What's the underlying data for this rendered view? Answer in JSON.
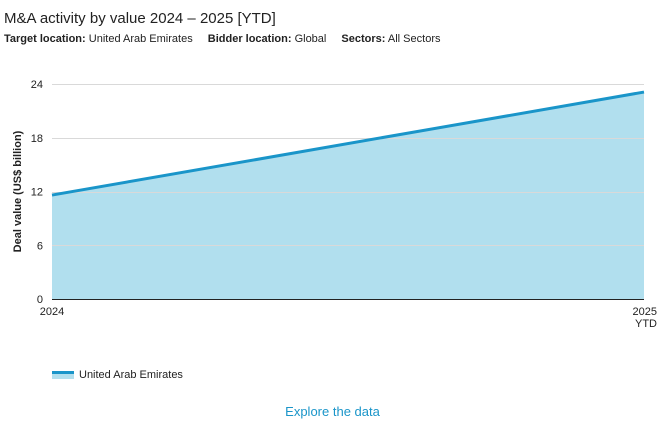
{
  "header": {
    "title": "M&A activity by value 2024 – 2025 [YTD]",
    "filters": [
      {
        "label": "Target location:",
        "value": "United Arab Emirates"
      },
      {
        "label": "Bidder location:",
        "value": "Global"
      },
      {
        "label": "Sectors:",
        "value": "All Sectors"
      }
    ]
  },
  "chart_data": {
    "type": "area",
    "title": "M&A activity by value 2024 – 2025 [YTD]",
    "xlabel": "",
    "ylabel": "Deal value (US$ billion)",
    "categories": [
      [
        "2024"
      ],
      [
        "2025",
        "YTD"
      ]
    ],
    "series": [
      {
        "name": "United Arab Emirates",
        "values": [
          11.6,
          23.1
        ]
      }
    ],
    "ylim": [
      0,
      24
    ],
    "yticks": [
      0,
      6,
      12,
      18,
      24
    ],
    "grid": true,
    "legend": "bottom-left"
  },
  "legend": {
    "items": [
      {
        "label": "United Arab Emirates"
      }
    ]
  },
  "footer": {
    "link_label": "Explore the data"
  },
  "colors": {
    "line": "#1a95c9",
    "fill": "#b1dfee",
    "grid": "#d9d9d9",
    "axis": "#222222",
    "link": "#1a95c9"
  }
}
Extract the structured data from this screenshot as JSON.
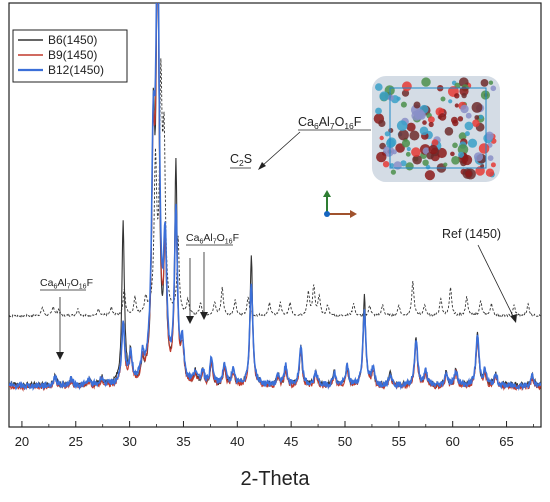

Stated task
Leave out all images, then reproduce the entries above exactly.

Exercise answer
What's the underlying data for this rendered view? Answer in JSON.
{
  "header": {
    "title": "M&A activity by value 2024 – 2025 [YTD]",
    "filters": [
      {
        "label": "Target location:",
        "value": "United Arab Emirates"
      },
      {
        "label": "Bidder location:",
        "value": "Global"
      },
      {
        "label": "Sectors:",
        "value": "All Sectors"
      }
    ]
  },
  "chart_data": {
    "type": "area",
    "title": "M&A activity by value 2024 – 2025 [YTD]",
    "xlabel": "",
    "ylabel": "Deal value (US$ billion)",
    "categories": [
      [
        "2024"
      ],
      [
        "2025",
        "YTD"
      ]
    ],
    "series": [
      {
        "name": "United Arab Emirates",
        "values": [
          11.6,
          23.1
        ]
      }
    ],
    "ylim": [
      0,
      24
    ],
    "yticks": [
      0,
      6,
      12,
      18,
      24
    ],
    "grid": true,
    "legend": "bottom-left"
  },
  "legend": {
    "items": [
      {
        "label": "United Arab Emirates"
      }
    ]
  },
  "footer": {
    "link_label": "Explore the data"
  },
  "colors": {
    "line": "#1a95c9",
    "fill": "#b1dfee",
    "grid": "#d9d9d9",
    "axis": "#222222",
    "link": "#1a95c9"
  }
}
Extract the structured data from this screenshot as JSON.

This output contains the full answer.